# YOUR TASK
Work out how many lines of the listing hold "Innen", then state only that count.

# RECORDS FOR PROCESSING
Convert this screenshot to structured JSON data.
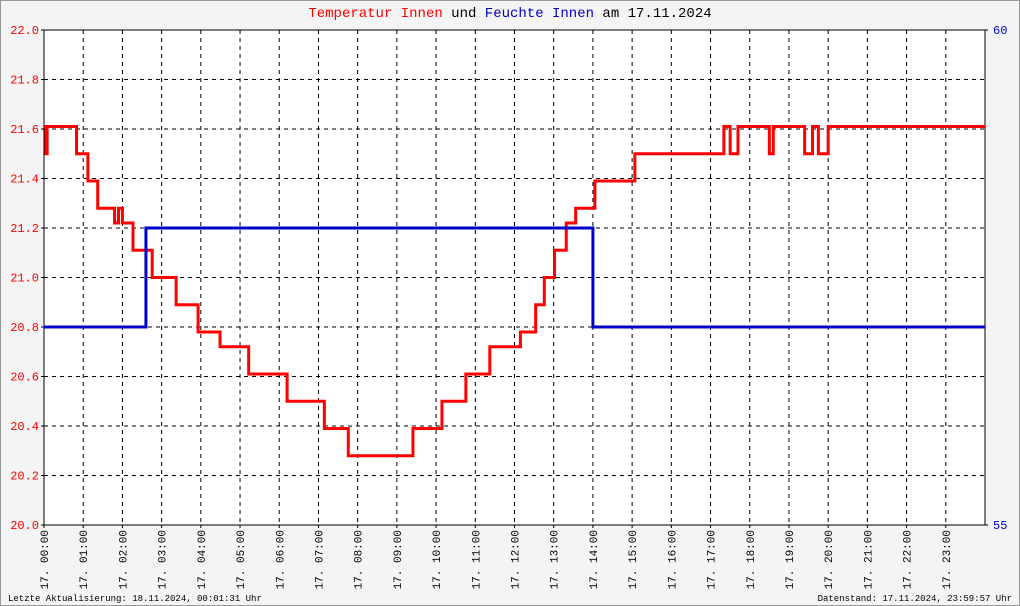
{
  "chart_data": {
    "type": "line",
    "title_connector": "und",
    "title_suffix": "am 17.11.2024",
    "footer_left": "Letzte Aktualisierung: 18.11.2024, 00:01:31 Uhr",
    "footer_right": "Datenstand: 17.11.2024, 23:59:57 Uhr",
    "grid": true,
    "xlim": [
      0,
      24
    ],
    "xticks": [
      {
        "value": 0,
        "label": "17. 00:00"
      },
      {
        "value": 1,
        "label": "17. 01:00"
      },
      {
        "value": 2,
        "label": "17. 02:00"
      },
      {
        "value": 3,
        "label": "17. 03:00"
      },
      {
        "value": 4,
        "label": "17. 04:00"
      },
      {
        "value": 5,
        "label": "17. 05:00"
      },
      {
        "value": 6,
        "label": "17. 06:00"
      },
      {
        "value": 7,
        "label": "17. 07:00"
      },
      {
        "value": 8,
        "label": "17. 08:00"
      },
      {
        "value": 9,
        "label": "17. 09:00"
      },
      {
        "value": 10,
        "label": "17. 10:00"
      },
      {
        "value": 11,
        "label": "17. 11:00"
      },
      {
        "value": 12,
        "label": "17. 12:00"
      },
      {
        "value": 13,
        "label": "17. 13:00"
      },
      {
        "value": 14,
        "label": "17. 14:00"
      },
      {
        "value": 15,
        "label": "17. 15:00"
      },
      {
        "value": 16,
        "label": "17. 16:00"
      },
      {
        "value": 17,
        "label": "17. 17:00"
      },
      {
        "value": 18,
        "label": "17. 18:00"
      },
      {
        "value": 19,
        "label": "17. 19:00"
      },
      {
        "value": 20,
        "label": "17. 20:00"
      },
      {
        "value": 21,
        "label": "17. 21:00"
      },
      {
        "value": 22,
        "label": "17. 22:00"
      },
      {
        "value": 23,
        "label": "17. 23:00"
      }
    ],
    "ylim": [
      20,
      22
    ],
    "yticks": [
      {
        "value": 20,
        "label": "20.0"
      },
      20.2,
      20.4,
      20.6,
      20.8,
      {
        "value": 21,
        "label": "21.0"
      },
      21.2,
      21.4,
      21.6,
      21.8,
      {
        "value": 22,
        "label": "22.0"
      }
    ],
    "y2lim": [
      55,
      60
    ],
    "y2ticks": [
      55,
      60
    ],
    "series": [
      {
        "name": "Temperatur Innen",
        "color": "#ff0000",
        "x": [
          0,
          0.05,
          0.05,
          0.08,
          0.08,
          0.83,
          0.83,
          1.12,
          1.12,
          1.37,
          1.37,
          1.8,
          1.8,
          1.9,
          1.9,
          2.0,
          2.0,
          2.27,
          2.27,
          2.76,
          2.76,
          3.37,
          3.37,
          3.93,
          3.93,
          4.49,
          4.49,
          5.22,
          5.22,
          6.2,
          6.2,
          7.15,
          7.15,
          7.76,
          7.76,
          9.41,
          9.41,
          10.15,
          10.15,
          10.76,
          10.76,
          11.37,
          11.37,
          12.15,
          12.15,
          12.54,
          12.54,
          12.76,
          12.76,
          13.02,
          13.02,
          13.32,
          13.32,
          13.56,
          13.56,
          14.05,
          14.05,
          15.07,
          15.07,
          17.34,
          17.34,
          17.5,
          17.5,
          17.7,
          17.7,
          18.5,
          18.5,
          18.6,
          18.6,
          19.4,
          19.4,
          19.6,
          19.6,
          19.75,
          19.75,
          20.0,
          20.0,
          24
        ],
        "values": [
          21.61,
          21.61,
          21.5,
          21.5,
          21.61,
          21.61,
          21.5,
          21.5,
          21.39,
          21.39,
          21.28,
          21.28,
          21.22,
          21.22,
          21.28,
          21.28,
          21.22,
          21.22,
          21.11,
          21.11,
          21.0,
          21.0,
          20.89,
          20.89,
          20.78,
          20.78,
          20.72,
          20.72,
          20.61,
          20.61,
          20.5,
          20.5,
          20.39,
          20.39,
          20.28,
          20.28,
          20.39,
          20.39,
          20.5,
          20.5,
          20.61,
          20.61,
          20.72,
          20.72,
          20.78,
          20.78,
          20.89,
          20.89,
          21.0,
          21.0,
          21.11,
          21.11,
          21.22,
          21.22,
          21.28,
          21.28,
          21.39,
          21.39,
          21.5,
          21.5,
          21.61,
          21.61,
          21.5,
          21.5,
          21.61,
          21.61,
          21.5,
          21.5,
          21.61,
          21.61,
          21.5,
          21.5,
          21.61,
          21.61,
          21.5,
          21.5,
          21.61,
          21.61
        ]
      },
      {
        "name": "Feuchte Innen",
        "color": "#0000cc",
        "axis": "y2",
        "x": [
          0,
          2.6,
          2.6,
          14.0,
          14.0,
          24
        ],
        "values": [
          57,
          57,
          58,
          58,
          57,
          57
        ]
      }
    ]
  }
}
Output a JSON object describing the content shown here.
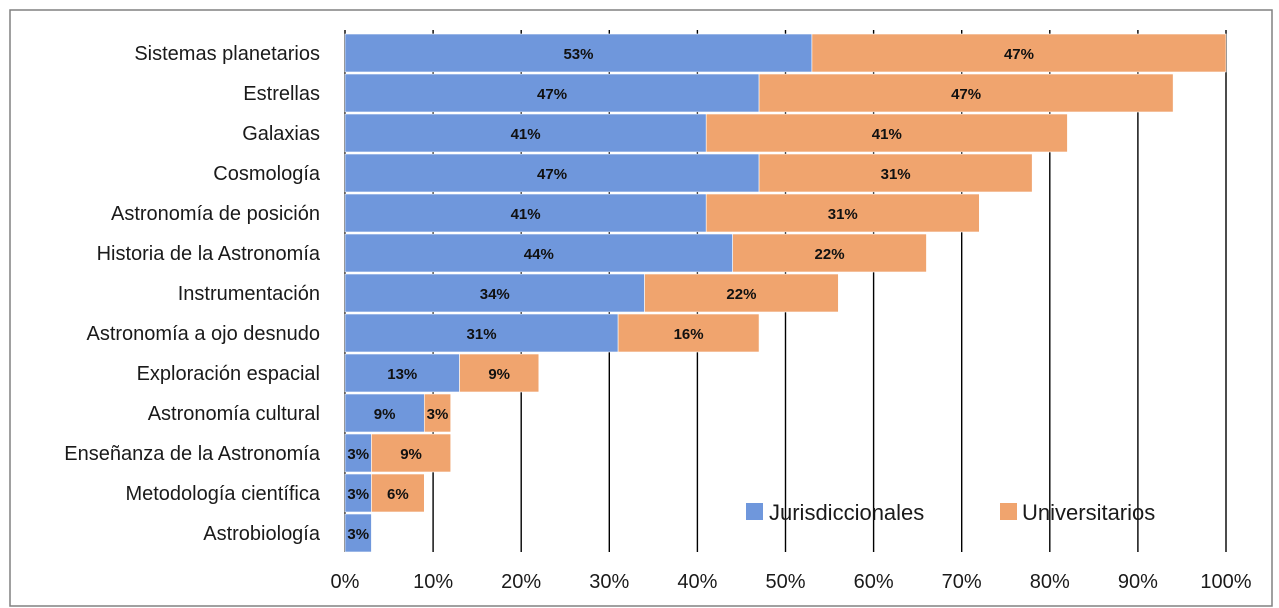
{
  "chart_data": {
    "type": "bar",
    "orientation": "horizontal",
    "stacked": true,
    "categories": [
      "Sistemas planetarios",
      "Estrellas",
      "Galaxias",
      "Cosmología",
      "Astronomía de posición",
      "Historia de la Astronomía",
      "Instrumentación",
      "Astronomía a ojo desnudo",
      "Exploración espacial",
      "Astronomía cultural",
      "Enseñanza de la Astronomía",
      "Metodología científica",
      "Astrobiología"
    ],
    "series": [
      {
        "name": "Jurisdiccionales",
        "color": "#6f97dc",
        "values": [
          53,
          47,
          41,
          47,
          41,
          44,
          34,
          31,
          13,
          9,
          3,
          3,
          3
        ],
        "labels": [
          "53%",
          "47%",
          "41%",
          "47%",
          "41%",
          "44%",
          "34%",
          "31%",
          "13%",
          "9%",
          "3%",
          "3%",
          "3%"
        ]
      },
      {
        "name": "Universitarios",
        "color": "#f0a46e",
        "values": [
          47,
          47,
          41,
          31,
          31,
          22,
          22,
          16,
          9,
          3,
          9,
          6,
          0
        ],
        "labels": [
          "47%",
          "47%",
          "41%",
          "31%",
          "31%",
          "22%",
          "22%",
          "16%",
          "9%",
          "3%",
          "9%",
          "6%",
          ""
        ]
      }
    ],
    "xlim": [
      0,
      100
    ],
    "xticks": [
      "0%",
      "10%",
      "20%",
      "30%",
      "40%",
      "50%",
      "60%",
      "70%",
      "80%",
      "90%",
      "100%"
    ],
    "grid": "vertical",
    "legend": "bottom-right",
    "title": "",
    "xlabel": "",
    "ylabel": ""
  }
}
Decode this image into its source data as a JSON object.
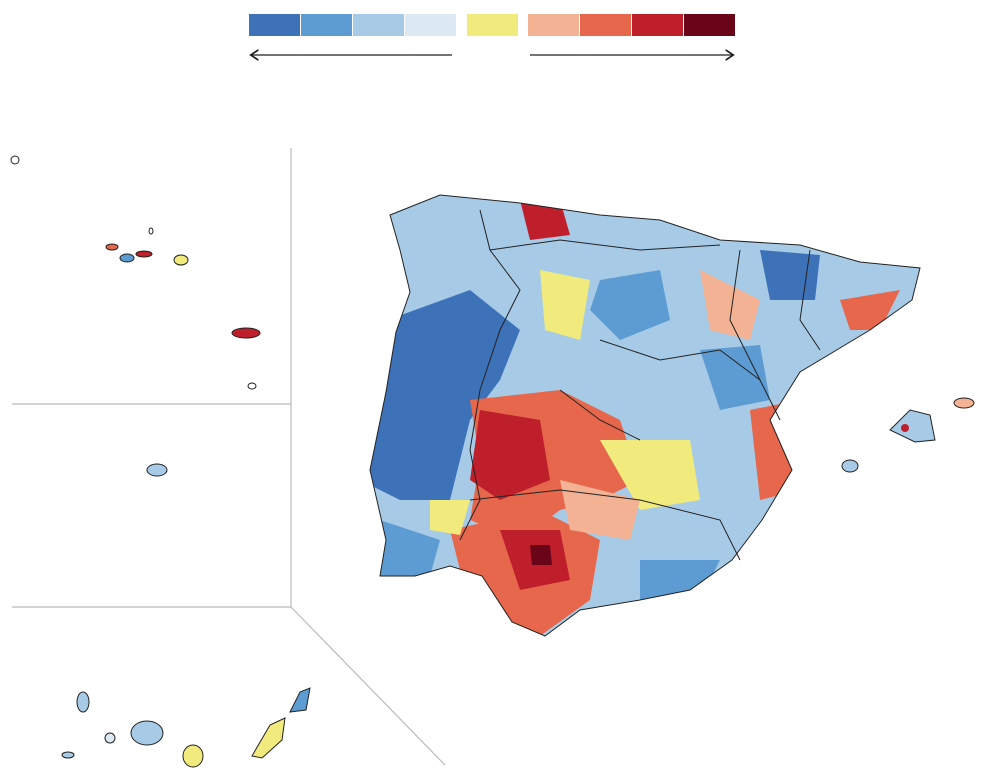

# THE ANSWER
2